__Set of tasks__
A) Please repeat the stretch of the book review from "Humans are great" through "cool and transformative.", word for word.
B) According to the book review, how many people does the Colorado River supply?

__Quoted text__
⟨
Humans are great at giving real problems the side-eye

Two new titles provide insight on the willful ignorance that lead to the West’s water woes.

From the air, the Colorado River is seen running north of Castle Valley, Utah. Doc Searls/CC via Flickr
From the air, the Colorado River is seen running north of Castle Valley, Utah. Doc Searls/CC via Flickr

By Laura Paskus, High Country News

For someone like me who reports on the politics of water and the challenges of climate change in the arid Southwest, pilgrimages to places like Abiquiu Lake, with its reflection of Cerro Pedernal and backdrop of the Jemez Mountains, are a necessary rite of summer. If I want to keep ahead of despair, stave off cynicism — and remain present with the issues I write about — I need to submerge myself, often and diligently, in water that is cool and transformative.

This summer, I lugged two new books to my secret swimming spot and found that immersing myself in both fiction and nonfiction helped me make sense of the world we’re facing today, as climate change demands that humans make better decisions — and as it’s become entirely too easy to indulge fears of a dystopian future. Kimi Eisele’s novel, The Lightest Object in the Universe, and Science Be Dammed: How Ignoring Inconvenient Science Drained the Colorado River, by Eric Kuhn and John Fleck, are both powerful books. Kuhn and Fleck examine how politics exacerbated today’s problems with the over-allocated Colorado River, which supplies more than 40 million people. And Eisele carries us into a future in which we see what happens when we refuse to heed the warning signs and commit to a more resilient path.

Together, these writers show what happens when we give urgent problems the side-eye and slink off down the road, hoping someone else will devise a solution. They also urge us to reconsider what we think we know about the past, what we want to believe about the future, and what we need to decide — and accomplish — right now. 

In The Lightest Object, her first novel, Eisele envisions a post-collapse United States. The economy has tanked, the electrical grid has failed, and people are left without governments and global food systems. The illusion that people can thrive independently of their neighbors — holed up and binging on Netflix and GrubHub — is gone.

The Lightest Object in the Universe Kimi Eisele 321 pages, hardcover: $26.95 Algonquin Books, 2019.
The Lightest Object in the Universe Kimi Eisele 321 pages, hardcover: $26.95 Algonquin Books, 2019.

She shows us how people survive this new world through her main characters, Beatrix and Carson, who long for one another — from opposite sides of the country — after everything falls apart. An organizer, Beatrix throws in with her neighbors, people she knew only casually before the collapse. They work together, try to protect and teach one another. And they aren’t looking back; there’s no reason to try to figure out what went wrong or how things might have gone differently. Surviving today and figuring out ways to thrive tomorrow are all that matter. Carson, meanwhile, embarks on a trip across the landscape, hoping to reach Beatrix. His journey enables Eisele to show the reader a smattering of what’s going on in the region the coastal media once dismissed as “flyover country.” He encounters bands of hungry kids, towns decimated by flu, and people willing to share what little food they have with a stranger, frightened by rumors and at the same time fueled by hope.
⟩
__Collected material__
⟨
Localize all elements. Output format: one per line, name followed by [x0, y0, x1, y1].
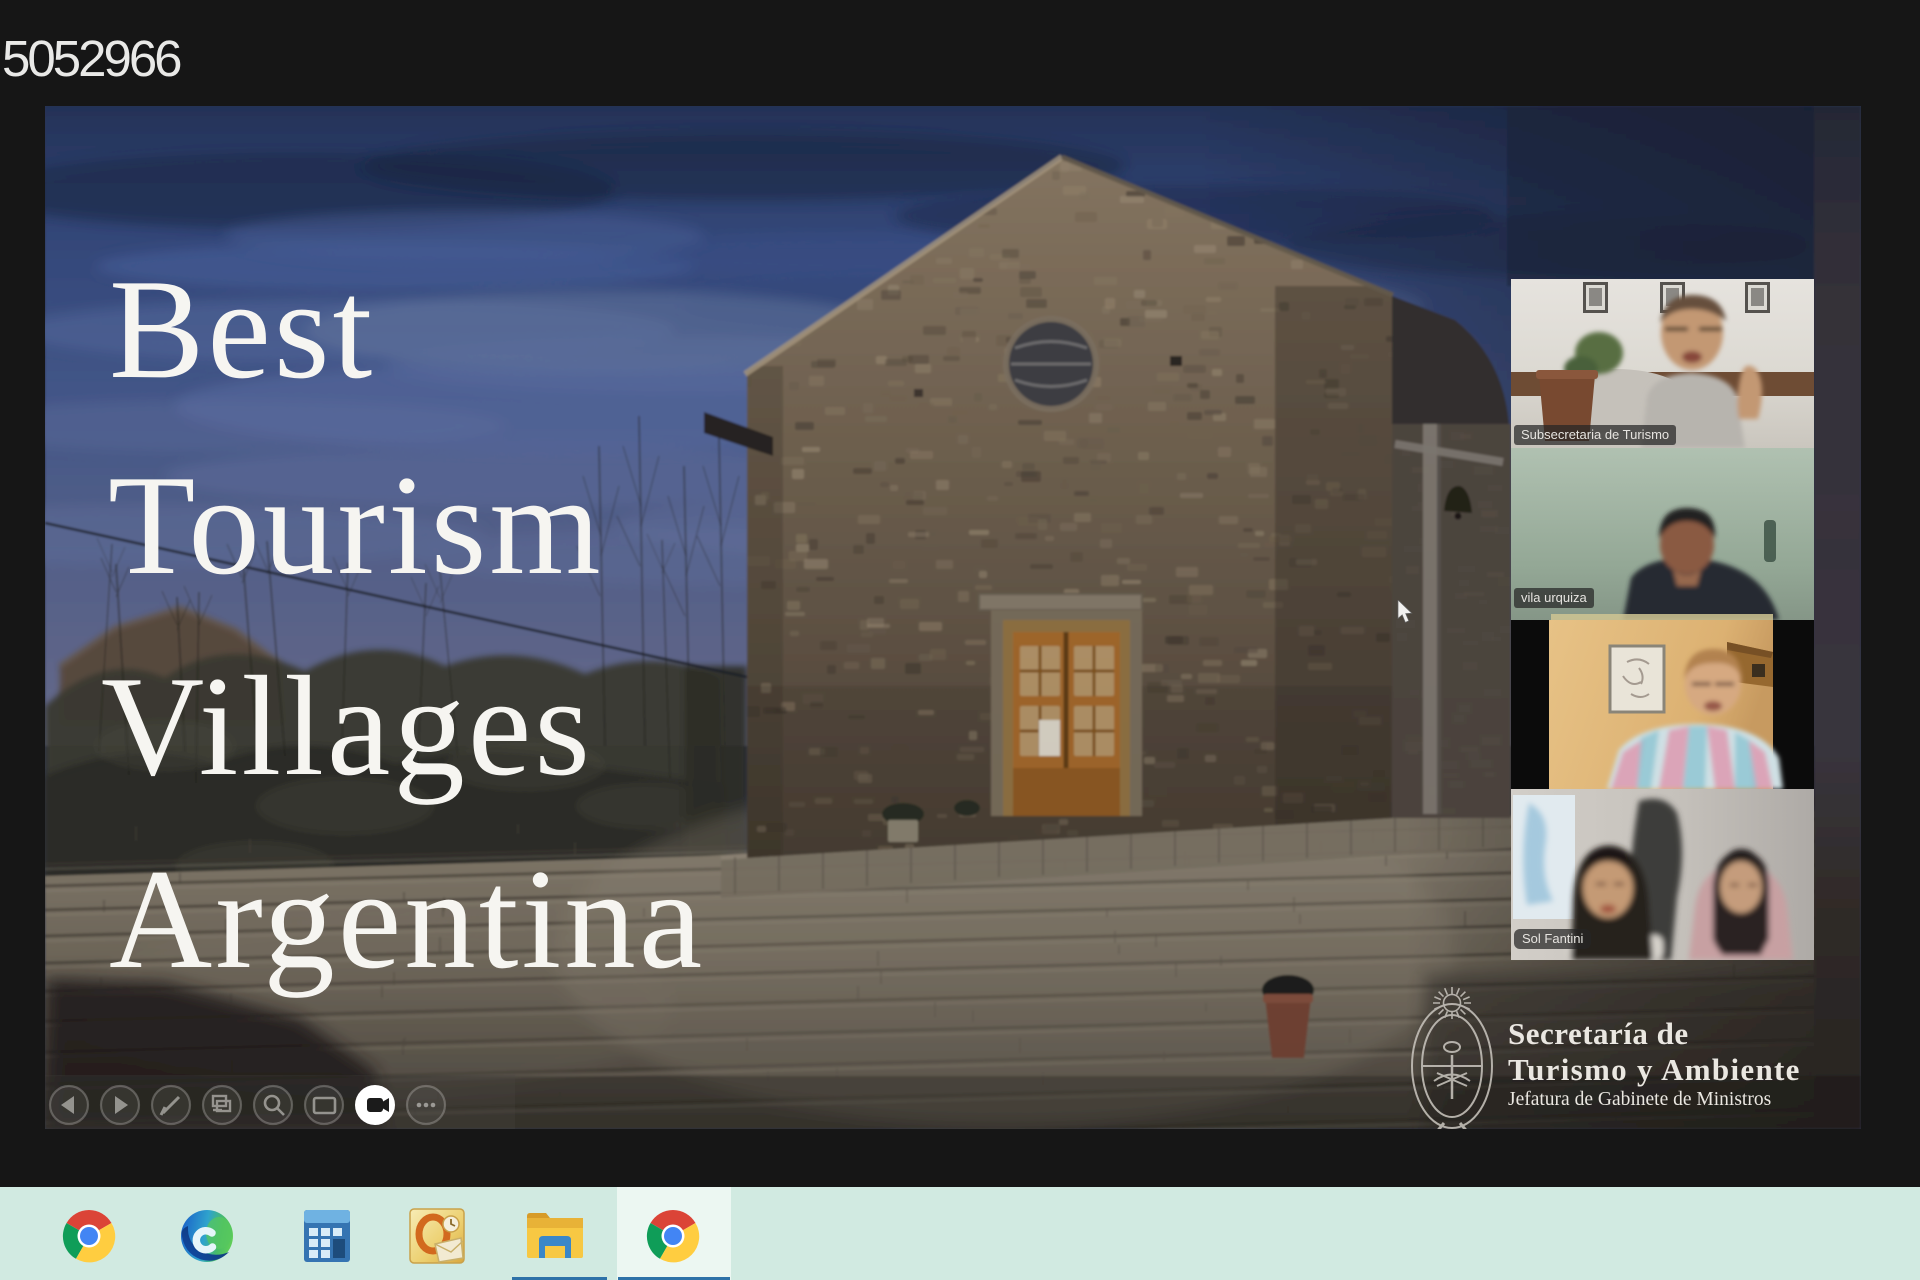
⟩
__Responses for each task__
A)
Humans are great at giving real problems the side-eye

Two new titles provide insight on the willful ignorance that lead to the West’s water woes.

From the air, the Colorado River is seen running north of Castle Valley, Utah. Doc Searls/CC via Flickr
From the air, the Colorado River is seen running north of Castle Valley, Utah. Doc Searls/CC via Flickr

By Laura Paskus, High Country News

For someone like me who reports on the politics of water and the challenges of climate change in the arid Southwest, pilgrimages to places like Abiquiu Lake, with its reflection of Cerro Pedernal and backdrop of the Jemez Mountains, are a necessary rite of summer. If I want to keep ahead of despair, stave off cynicism — and remain present with the issues I write about — I need to submerge myself, often and diligently, in water that is cool and transformative.

B) More than 40 million people.